[Start of EXERCISE MATERIALS]

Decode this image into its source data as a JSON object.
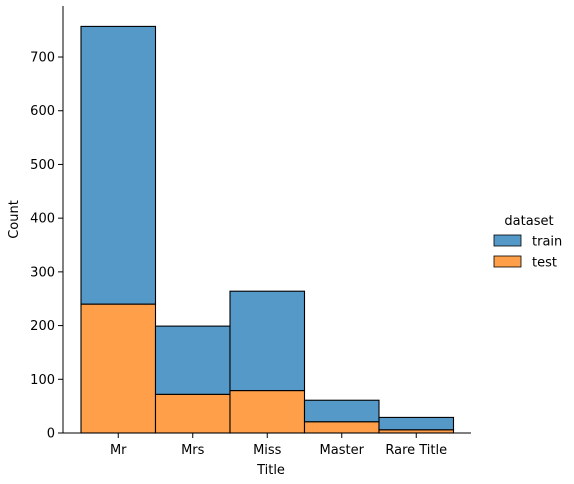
{
  "chart_data": {
    "type": "bar",
    "stacked": true,
    "categories": [
      "Mr",
      "Mrs",
      "Miss",
      "Master",
      "Rare Title"
    ],
    "series": [
      {
        "name": "test",
        "values": [
          240,
          72,
          79,
          21,
          6
        ],
        "color": "#ff9f4a"
      },
      {
        "name": "train",
        "values": [
          517,
          127,
          185,
          40,
          23
        ],
        "color": "#5599c8"
      }
    ],
    "xlabel": "Title",
    "ylabel": "Count",
    "ylim": [
      0,
      795
    ],
    "yticks": [
      0,
      100,
      200,
      300,
      400,
      500,
      600,
      700
    ],
    "grid": false,
    "legend": {
      "title": "dataset",
      "placement": "center-right",
      "entries": [
        {
          "name": "train",
          "color": "#5599c8"
        },
        {
          "name": "test",
          "color": "#ff9f4a"
        }
      ]
    }
  }
}
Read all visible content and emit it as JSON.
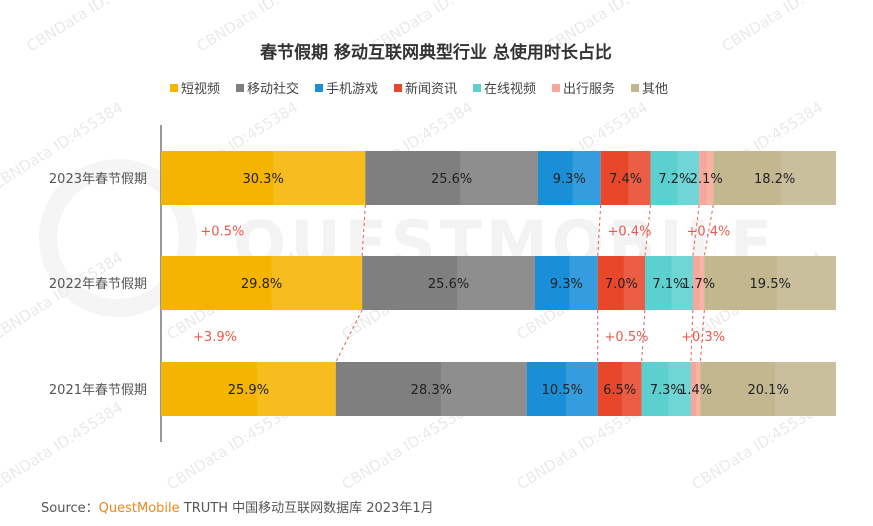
{
  "chart_data": {
    "type": "bar",
    "stacked": "horizontal-100%",
    "title": "春节假期 移动互联网典型行业 总使用时长占比",
    "legend_position": "top",
    "categories": [
      "2023年春节假期",
      "2022年春节假期",
      "2021年春节假期"
    ],
    "series": [
      {
        "name": "短视频",
        "color": "#f5b400",
        "values": [
          30.3,
          29.8,
          25.9
        ],
        "labels": [
          "30.3%",
          "29.8%",
          "25.9%"
        ]
      },
      {
        "name": "移动社交",
        "color": "#7f7f7f",
        "values": [
          25.6,
          25.6,
          28.3
        ],
        "labels": [
          "25.6%",
          "25.6%",
          "28.3%"
        ]
      },
      {
        "name": "手机游戏",
        "color": "#1a8fd8",
        "values": [
          9.3,
          9.3,
          10.5
        ],
        "labels": [
          "9.3%",
          "9.3%",
          "10.5%"
        ]
      },
      {
        "name": "新闻资讯",
        "color": "#e8472a",
        "values": [
          7.4,
          7.0,
          6.5
        ],
        "labels": [
          "7.4%",
          "7.0%",
          "6.5%"
        ]
      },
      {
        "name": "在线视频",
        "color": "#5ccfcf",
        "values": [
          7.2,
          7.1,
          7.3
        ],
        "labels": [
          "7.2%",
          "7.1%",
          "7.3%"
        ]
      },
      {
        "name": "出行服务",
        "color": "#f5a89a",
        "values": [
          2.1,
          1.7,
          1.4
        ],
        "labels": [
          "2.1%",
          "1.7%",
          "1.4%"
        ]
      },
      {
        "name": "其他",
        "color": "#c2b78f",
        "values": [
          18.2,
          19.5,
          20.1
        ],
        "labels": [
          "18.2%",
          "19.5%",
          "20.1%"
        ]
      }
    ],
    "deltas": [
      {
        "between": [
          "2023年春节假期",
          "2022年春节假期"
        ],
        "items": [
          {
            "series": "短视频",
            "text": "+0.5%"
          },
          {
            "series": "新闻资讯",
            "text": "+0.4%"
          },
          {
            "series": "出行服务",
            "text": "+0.4%"
          }
        ]
      },
      {
        "between": [
          "2022年春节假期",
          "2021年春节假期"
        ],
        "items": [
          {
            "series": "短视频",
            "text": "+3.9%"
          },
          {
            "series": "新闻资讯",
            "text": "+0.5%"
          },
          {
            "series": "出行服务",
            "text": "+0.3%"
          }
        ]
      }
    ]
  },
  "watermark": {
    "text": "CBNData ID:455384",
    "logo_text": "QUESTMOBILE"
  },
  "source": {
    "prefix": "Source：",
    "brand": "QuestMobile",
    "rest": " TRUTH 中国移动互联网数据库 2023年1月"
  }
}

[End of EXERCISE MATERIALS]

WRITTEN PROBLEM
Go back to the records above and write them out exactly, without the pictures.

SOLUTION TO THIS EXERCISE
Decode this image into its source data as a JSON object.
{
  "chart_data": {
    "type": "bar",
    "stacked": true,
    "categories": [
      "Mr",
      "Mrs",
      "Miss",
      "Master",
      "Rare Title"
    ],
    "series": [
      {
        "name": "test",
        "values": [
          240,
          72,
          79,
          21,
          6
        ],
        "color": "#ff9f4a"
      },
      {
        "name": "train",
        "values": [
          517,
          127,
          185,
          40,
          23
        ],
        "color": "#5599c8"
      }
    ],
    "xlabel": "Title",
    "ylabel": "Count",
    "ylim": [
      0,
      795
    ],
    "yticks": [
      0,
      100,
      200,
      300,
      400,
      500,
      600,
      700
    ],
    "grid": false,
    "legend": {
      "title": "dataset",
      "placement": "center-right",
      "entries": [
        {
          "name": "train",
          "color": "#5599c8"
        },
        {
          "name": "test",
          "color": "#ff9f4a"
        }
      ]
    }
  }
}
Read all visible content and emit it as JSON.
{
  "chart_data": {
    "type": "bar",
    "stacked": "horizontal-100%",
    "title": "春节假期 移动互联网典型行业 总使用时长占比",
    "legend_position": "top",
    "categories": [
      "2023年春节假期",
      "2022年春节假期",
      "2021年春节假期"
    ],
    "series": [
      {
        "name": "短视频",
        "color": "#f5b400",
        "values": [
          30.3,
          29.8,
          25.9
        ],
        "labels": [
          "30.3%",
          "29.8%",
          "25.9%"
        ]
      },
      {
        "name": "移动社交",
        "color": "#7f7f7f",
        "values": [
          25.6,
          25.6,
          28.3
        ],
        "labels": [
          "25.6%",
          "25.6%",
          "28.3%"
        ]
      },
      {
        "name": "手机游戏",
        "color": "#1a8fd8",
        "values": [
          9.3,
          9.3,
          10.5
        ],
        "labels": [
          "9.3%",
          "9.3%",
          "10.5%"
        ]
      },
      {
        "name": "新闻资讯",
        "color": "#e8472a",
        "values": [
          7.4,
          7.0,
          6.5
        ],
        "labels": [
          "7.4%",
          "7.0%",
          "6.5%"
        ]
      },
      {
        "name": "在线视频",
        "color": "#5ccfcf",
        "values": [
          7.2,
          7.1,
          7.3
        ],
        "labels": [
          "7.2%",
          "7.1%",
          "7.3%"
        ]
      },
      {
        "name": "出行服务",
        "color": "#f5a89a",
        "values": [
          2.1,
          1.7,
          1.4
        ],
        "labels": [
          "2.1%",
          "1.7%",
          "1.4%"
        ]
      },
      {
        "name": "其他",
        "color": "#c2b78f",
        "values": [
          18.2,
          19.5,
          20.1
        ],
        "labels": [
          "18.2%",
          "19.5%",
          "20.1%"
        ]
      }
    ],
    "deltas": [
      {
        "between": [
          "2023年春节假期",
          "2022年春节假期"
        ],
        "items": [
          {
            "series": "短视频",
            "text": "+0.5%"
          },
          {
            "series": "新闻资讯",
            "text": "+0.4%"
          },
          {
            "series": "出行服务",
            "text": "+0.4%"
          }
        ]
      },
      {
        "between": [
          "2022年春节假期",
          "2021年春节假期"
        ],
        "items": [
          {
            "series": "短视频",
            "text": "+3.9%"
          },
          {
            "series": "新闻资讯",
            "text": "+0.5%"
          },
          {
            "series": "出行服务",
            "text": "+0.3%"
          }
        ]
      }
    ]
  },
  "watermark": {
    "text": "CBNData ID:455384",
    "logo_text": "QUESTMOBILE"
  },
  "source": {
    "prefix": "Source：",
    "brand": "QuestMobile",
    "rest": " TRUTH 中国移动互联网数据库 2023年1月"
  }
}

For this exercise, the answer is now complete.